> RECORDS FOR PROCESSING
╔══

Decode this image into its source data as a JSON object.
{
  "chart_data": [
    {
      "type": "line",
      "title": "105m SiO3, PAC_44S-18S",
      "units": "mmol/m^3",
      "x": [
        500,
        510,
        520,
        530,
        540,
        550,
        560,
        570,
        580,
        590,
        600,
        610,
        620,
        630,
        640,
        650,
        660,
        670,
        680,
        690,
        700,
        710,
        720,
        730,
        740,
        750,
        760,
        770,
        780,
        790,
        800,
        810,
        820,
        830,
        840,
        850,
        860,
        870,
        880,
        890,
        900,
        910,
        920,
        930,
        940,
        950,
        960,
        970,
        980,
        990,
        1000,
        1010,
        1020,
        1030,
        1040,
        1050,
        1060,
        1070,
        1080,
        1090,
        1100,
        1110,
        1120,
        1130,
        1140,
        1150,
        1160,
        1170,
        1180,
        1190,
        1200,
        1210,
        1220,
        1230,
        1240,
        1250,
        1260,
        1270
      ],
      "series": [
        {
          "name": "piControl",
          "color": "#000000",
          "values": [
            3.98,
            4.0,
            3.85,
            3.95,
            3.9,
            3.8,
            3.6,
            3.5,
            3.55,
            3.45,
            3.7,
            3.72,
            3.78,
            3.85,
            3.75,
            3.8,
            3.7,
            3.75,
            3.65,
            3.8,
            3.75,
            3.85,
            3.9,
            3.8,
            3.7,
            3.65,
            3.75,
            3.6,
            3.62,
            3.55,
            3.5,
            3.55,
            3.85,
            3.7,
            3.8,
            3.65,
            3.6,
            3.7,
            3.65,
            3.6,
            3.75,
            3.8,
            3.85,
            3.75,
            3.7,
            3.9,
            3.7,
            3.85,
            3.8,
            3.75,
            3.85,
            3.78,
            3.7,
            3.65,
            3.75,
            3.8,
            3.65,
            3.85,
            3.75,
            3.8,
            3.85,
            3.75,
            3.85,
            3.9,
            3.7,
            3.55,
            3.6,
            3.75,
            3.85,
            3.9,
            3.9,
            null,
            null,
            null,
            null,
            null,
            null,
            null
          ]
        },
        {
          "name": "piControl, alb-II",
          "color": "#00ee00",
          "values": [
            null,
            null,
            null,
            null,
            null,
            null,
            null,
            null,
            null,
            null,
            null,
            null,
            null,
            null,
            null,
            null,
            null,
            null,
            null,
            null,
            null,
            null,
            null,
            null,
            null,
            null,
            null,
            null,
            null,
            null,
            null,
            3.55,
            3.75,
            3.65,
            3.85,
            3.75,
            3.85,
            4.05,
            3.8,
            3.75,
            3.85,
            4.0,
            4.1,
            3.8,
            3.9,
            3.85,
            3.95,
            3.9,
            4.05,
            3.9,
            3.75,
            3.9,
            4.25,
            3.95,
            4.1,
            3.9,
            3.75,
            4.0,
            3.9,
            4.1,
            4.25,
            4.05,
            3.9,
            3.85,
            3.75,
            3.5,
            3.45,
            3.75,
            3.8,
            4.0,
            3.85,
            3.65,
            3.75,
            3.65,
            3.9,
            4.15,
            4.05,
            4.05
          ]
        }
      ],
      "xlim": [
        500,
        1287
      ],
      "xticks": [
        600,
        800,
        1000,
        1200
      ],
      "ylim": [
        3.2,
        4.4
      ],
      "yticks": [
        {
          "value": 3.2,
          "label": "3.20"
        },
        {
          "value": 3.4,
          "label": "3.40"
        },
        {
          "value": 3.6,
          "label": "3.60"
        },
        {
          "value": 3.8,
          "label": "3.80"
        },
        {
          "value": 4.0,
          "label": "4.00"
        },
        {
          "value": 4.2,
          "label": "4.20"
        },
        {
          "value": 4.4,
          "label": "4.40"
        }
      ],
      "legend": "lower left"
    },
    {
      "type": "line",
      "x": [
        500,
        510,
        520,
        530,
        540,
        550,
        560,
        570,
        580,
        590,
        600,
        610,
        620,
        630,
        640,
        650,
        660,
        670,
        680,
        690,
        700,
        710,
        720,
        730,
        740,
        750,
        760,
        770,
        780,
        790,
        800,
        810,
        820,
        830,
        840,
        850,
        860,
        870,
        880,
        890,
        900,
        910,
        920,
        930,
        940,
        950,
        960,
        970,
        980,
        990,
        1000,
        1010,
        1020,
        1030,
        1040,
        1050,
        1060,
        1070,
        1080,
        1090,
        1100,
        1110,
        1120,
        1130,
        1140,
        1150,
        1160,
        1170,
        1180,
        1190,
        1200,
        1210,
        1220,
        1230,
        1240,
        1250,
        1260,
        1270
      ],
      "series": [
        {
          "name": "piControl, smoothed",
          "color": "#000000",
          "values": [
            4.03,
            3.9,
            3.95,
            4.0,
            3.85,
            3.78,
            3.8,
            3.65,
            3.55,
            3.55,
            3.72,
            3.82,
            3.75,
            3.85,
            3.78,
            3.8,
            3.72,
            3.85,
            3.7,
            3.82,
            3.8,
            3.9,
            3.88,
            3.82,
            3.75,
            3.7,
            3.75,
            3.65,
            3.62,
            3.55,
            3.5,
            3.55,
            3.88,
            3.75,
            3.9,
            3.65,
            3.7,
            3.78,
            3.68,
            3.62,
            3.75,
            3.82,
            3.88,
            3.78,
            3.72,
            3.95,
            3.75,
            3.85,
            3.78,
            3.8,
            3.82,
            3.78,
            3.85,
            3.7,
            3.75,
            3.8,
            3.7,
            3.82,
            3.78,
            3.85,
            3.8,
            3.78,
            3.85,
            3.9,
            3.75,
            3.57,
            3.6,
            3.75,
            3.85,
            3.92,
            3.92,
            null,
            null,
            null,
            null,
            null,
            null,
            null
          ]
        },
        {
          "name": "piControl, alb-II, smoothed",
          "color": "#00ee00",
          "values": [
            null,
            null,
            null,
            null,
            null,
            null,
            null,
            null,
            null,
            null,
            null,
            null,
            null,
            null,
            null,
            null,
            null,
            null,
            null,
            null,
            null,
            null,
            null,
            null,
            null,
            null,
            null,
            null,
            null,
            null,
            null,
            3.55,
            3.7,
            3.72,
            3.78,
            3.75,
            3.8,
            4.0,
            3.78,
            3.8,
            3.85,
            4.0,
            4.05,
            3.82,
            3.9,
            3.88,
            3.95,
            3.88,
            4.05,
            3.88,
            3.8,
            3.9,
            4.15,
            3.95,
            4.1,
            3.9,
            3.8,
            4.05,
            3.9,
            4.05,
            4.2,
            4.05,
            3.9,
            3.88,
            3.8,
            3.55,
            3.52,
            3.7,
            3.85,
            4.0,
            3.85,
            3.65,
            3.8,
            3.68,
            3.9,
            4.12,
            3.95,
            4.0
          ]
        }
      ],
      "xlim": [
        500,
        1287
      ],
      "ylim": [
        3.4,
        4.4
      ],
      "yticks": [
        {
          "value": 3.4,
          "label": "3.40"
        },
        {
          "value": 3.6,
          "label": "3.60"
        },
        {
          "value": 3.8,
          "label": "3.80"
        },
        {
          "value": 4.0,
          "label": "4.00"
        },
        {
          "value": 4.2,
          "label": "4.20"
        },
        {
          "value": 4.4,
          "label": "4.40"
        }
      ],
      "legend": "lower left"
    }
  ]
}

╚══

Find the lines above that include the string "smoothed" and copy them.

          "name": "piControl, smoothed",
          "name": "piControl, alb-II, smoothed",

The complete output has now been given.